# INSTRUCTIONS FOR THE TASK
How many lines of these records hold the string "blade"? Reply with the number alone.

# EXERCISE INPUT

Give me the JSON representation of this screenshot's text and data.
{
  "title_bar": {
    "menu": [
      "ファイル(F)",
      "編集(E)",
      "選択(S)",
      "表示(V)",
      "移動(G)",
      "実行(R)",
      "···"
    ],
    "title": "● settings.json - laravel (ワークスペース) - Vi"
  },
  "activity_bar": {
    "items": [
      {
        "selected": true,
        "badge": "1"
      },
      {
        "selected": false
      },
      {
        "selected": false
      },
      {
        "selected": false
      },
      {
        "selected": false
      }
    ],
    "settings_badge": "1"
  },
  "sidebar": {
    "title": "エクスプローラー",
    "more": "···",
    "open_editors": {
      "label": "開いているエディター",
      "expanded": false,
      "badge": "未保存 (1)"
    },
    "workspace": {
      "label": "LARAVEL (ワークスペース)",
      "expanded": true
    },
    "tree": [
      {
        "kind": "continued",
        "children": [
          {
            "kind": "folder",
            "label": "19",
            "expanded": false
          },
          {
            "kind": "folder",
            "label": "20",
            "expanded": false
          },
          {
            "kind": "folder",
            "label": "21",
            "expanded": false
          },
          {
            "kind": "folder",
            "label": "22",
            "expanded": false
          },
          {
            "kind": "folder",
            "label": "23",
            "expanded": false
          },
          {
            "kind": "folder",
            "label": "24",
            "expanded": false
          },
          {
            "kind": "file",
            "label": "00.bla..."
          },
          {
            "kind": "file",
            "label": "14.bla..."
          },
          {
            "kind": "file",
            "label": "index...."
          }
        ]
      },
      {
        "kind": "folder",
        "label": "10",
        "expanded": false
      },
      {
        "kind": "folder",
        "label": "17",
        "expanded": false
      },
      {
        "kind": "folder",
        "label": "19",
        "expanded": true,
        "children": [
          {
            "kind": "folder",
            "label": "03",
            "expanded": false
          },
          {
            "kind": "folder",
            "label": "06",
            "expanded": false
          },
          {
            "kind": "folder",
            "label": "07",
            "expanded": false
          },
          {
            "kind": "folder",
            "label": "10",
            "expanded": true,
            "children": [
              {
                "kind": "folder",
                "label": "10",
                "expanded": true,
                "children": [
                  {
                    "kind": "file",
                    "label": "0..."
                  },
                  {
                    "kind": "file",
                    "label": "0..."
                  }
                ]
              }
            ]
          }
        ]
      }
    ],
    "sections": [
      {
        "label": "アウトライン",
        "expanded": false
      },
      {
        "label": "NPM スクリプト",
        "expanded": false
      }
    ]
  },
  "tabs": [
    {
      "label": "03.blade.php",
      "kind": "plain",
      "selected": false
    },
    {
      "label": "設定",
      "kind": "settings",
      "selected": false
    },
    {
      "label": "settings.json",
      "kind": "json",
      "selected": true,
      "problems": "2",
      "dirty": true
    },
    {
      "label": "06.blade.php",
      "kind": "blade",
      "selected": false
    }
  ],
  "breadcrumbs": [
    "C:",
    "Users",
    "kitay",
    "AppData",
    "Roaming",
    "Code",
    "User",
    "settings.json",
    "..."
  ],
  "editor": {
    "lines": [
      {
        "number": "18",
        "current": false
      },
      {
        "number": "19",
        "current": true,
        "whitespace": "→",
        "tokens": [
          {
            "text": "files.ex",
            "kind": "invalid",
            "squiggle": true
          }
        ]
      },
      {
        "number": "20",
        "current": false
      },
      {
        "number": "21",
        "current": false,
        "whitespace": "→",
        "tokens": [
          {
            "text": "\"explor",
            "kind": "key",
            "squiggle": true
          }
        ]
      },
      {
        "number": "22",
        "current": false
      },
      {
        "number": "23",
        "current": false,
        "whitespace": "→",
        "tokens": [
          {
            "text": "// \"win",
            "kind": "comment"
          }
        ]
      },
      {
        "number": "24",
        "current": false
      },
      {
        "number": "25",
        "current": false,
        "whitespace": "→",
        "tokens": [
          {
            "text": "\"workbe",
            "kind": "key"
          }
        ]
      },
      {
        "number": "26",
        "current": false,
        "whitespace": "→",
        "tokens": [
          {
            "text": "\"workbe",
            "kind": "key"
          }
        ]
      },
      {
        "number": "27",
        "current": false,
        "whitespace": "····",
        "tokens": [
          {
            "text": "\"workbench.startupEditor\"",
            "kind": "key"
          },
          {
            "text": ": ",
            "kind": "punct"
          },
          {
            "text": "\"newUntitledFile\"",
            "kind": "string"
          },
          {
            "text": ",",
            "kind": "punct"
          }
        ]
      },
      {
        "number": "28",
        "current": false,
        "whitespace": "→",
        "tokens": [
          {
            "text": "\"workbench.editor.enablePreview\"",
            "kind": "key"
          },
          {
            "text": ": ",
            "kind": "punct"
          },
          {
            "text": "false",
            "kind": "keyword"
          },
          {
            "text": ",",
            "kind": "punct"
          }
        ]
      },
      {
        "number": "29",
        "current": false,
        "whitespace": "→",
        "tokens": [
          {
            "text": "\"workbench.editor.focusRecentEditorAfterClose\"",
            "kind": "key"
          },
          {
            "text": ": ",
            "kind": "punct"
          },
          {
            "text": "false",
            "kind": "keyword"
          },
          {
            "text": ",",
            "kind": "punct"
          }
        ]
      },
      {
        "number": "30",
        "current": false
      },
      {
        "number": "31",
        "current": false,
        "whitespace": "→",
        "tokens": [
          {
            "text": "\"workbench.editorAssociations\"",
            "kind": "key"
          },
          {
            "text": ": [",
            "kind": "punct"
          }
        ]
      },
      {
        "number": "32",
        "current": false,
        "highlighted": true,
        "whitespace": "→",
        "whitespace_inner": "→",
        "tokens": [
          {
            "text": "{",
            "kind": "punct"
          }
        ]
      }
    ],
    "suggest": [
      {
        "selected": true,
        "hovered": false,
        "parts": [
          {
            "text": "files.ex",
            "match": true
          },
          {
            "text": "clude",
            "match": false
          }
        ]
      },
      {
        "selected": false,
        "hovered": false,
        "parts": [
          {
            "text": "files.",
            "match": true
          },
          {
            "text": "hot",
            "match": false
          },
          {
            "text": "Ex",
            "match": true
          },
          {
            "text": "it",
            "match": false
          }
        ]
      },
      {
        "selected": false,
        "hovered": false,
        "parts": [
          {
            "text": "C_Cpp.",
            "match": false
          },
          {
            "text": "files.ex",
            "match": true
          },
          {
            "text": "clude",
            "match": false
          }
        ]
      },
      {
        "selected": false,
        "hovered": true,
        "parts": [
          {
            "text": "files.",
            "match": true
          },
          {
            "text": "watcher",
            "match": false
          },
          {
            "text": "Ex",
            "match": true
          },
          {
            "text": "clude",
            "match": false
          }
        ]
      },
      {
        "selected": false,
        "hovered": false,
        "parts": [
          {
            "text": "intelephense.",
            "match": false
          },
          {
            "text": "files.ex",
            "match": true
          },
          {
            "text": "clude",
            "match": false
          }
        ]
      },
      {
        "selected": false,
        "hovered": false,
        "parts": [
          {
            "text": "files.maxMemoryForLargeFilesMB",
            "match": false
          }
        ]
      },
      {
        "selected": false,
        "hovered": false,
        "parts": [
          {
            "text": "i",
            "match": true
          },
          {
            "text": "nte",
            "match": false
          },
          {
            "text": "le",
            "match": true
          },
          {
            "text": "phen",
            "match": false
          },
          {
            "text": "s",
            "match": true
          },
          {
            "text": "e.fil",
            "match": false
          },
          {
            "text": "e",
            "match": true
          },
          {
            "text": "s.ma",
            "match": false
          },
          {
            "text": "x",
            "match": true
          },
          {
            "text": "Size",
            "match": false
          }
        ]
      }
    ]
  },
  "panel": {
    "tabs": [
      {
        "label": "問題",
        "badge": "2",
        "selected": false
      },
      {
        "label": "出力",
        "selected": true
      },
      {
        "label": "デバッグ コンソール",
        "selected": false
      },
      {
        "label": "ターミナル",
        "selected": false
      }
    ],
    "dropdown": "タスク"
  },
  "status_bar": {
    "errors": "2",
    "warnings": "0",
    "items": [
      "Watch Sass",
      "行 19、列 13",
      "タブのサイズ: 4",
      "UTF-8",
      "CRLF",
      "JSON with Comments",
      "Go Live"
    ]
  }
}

# ANSWER TO THIS TASK
3